▼
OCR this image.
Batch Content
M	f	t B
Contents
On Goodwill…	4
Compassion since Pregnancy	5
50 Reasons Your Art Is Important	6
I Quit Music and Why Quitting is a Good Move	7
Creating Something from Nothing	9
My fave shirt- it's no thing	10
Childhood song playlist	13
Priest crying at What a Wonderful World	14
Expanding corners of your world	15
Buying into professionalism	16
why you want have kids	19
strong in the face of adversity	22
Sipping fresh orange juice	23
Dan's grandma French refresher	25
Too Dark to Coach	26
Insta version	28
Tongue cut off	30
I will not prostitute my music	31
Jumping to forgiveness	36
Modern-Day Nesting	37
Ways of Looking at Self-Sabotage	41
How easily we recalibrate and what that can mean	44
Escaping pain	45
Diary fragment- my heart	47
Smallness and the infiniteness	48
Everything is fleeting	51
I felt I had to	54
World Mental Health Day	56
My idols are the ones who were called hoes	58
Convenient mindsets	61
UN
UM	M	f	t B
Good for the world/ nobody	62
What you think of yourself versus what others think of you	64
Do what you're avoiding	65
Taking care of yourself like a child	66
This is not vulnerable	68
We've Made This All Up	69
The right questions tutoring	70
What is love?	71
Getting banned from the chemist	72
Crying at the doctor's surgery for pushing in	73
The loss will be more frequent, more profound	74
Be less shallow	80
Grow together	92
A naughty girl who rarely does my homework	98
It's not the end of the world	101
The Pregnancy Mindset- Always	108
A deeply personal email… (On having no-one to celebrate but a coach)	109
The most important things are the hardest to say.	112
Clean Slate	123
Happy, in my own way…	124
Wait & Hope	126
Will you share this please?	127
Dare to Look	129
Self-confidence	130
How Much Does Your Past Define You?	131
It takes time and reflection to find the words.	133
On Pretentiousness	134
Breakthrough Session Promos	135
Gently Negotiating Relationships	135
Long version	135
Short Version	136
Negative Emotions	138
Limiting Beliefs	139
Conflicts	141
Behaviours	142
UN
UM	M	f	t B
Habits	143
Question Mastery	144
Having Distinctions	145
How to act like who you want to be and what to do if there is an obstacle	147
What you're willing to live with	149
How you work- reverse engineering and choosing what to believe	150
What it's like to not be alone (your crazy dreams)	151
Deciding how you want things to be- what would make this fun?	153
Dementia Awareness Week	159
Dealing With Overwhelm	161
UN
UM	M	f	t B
▲
| Task goal |
The entries above must be returned in full, exactly as shown.

| Final result |
OCR this image.
Batch Content
M	f	t B
Contents
On Goodwill…	4
Compassion since Pregnancy	5
50 Reasons Your Art Is Important	6
I Quit Music and Why Quitting is a Good Move	7
Creating Something from Nothing	9
My fave shirt- it's no thing	10
Childhood song playlist	13
Priest crying at What a Wonderful World	14
Expanding corners of your world	15
Buying into professionalism	16
why you want have kids	19
strong in the face of adversity	22
Sipping fresh orange juice	23
Dan's grandma French refresher	25
Too Dark to Coach	26
Insta version	28
Tongue cut off	30
I will not prostitute my music	31
Jumping to forgiveness	36
Modern-Day Nesting	37
Ways of Looking at Self-Sabotage	41
How easily we recalibrate and what that can mean	44
Escaping pain	45
Diary fragment- my heart	47
Smallness and the infiniteness	48
Everything is fleeting	51
I felt I had to	54
World Mental Health Day	56
My idols are the ones who were called hoes	58
Convenient mindsets	61
UN
UM	M	f	t B
Good for the world/ nobody	62
What you think of yourself versus what others think of you	64
Do what you're avoiding	65
Taking care of yourself like a child	66
This is not vulnerable	68
We've Made This All Up	69
The right questions tutoring	70
What is love?	71
Getting banned from the chemist	72
Crying at the doctor's surgery for pushing in	73
The loss will be more frequent, more profound	74
Be less shallow	80
Grow together	92
A naughty girl who rarely does my homework	98
It's not the end of the world	101
The Pregnancy Mindset- Always	108
A deeply personal email… (On having no-one to celebrate but a coach)	109
The most important things are the hardest to say.	112
Clean Slate	123
Happy, in my own way…	124
Wait & Hope	126
Will you share this please?	127
Dare to Look	129
Self-confidence	130
How Much Does Your Past Define You?	131
It takes time and reflection to find the words.	133
On Pretentiousness	134
Breakthrough Session Promos	135
Gently Negotiating Relationships	135
Long version	135
Short Version	136
Negative Emotions	138
Limiting Beliefs	139
Conflicts	141
Behaviours	142
UN
UM	M	f	t B
Habits	143
Question Mastery	144
Having Distinctions	145
How to act like who you want to be and what to do if there is an obstacle	147
What you're willing to live with	149
How you work- reverse engineering and choosing what to believe	150
What it's like to not be alone (your crazy dreams)	151
Deciding how you want things to be- what would make this fun?	153
Dementia Awareness Week	159
Dealing With Overwhelm	161
UN
UM	M	f	t B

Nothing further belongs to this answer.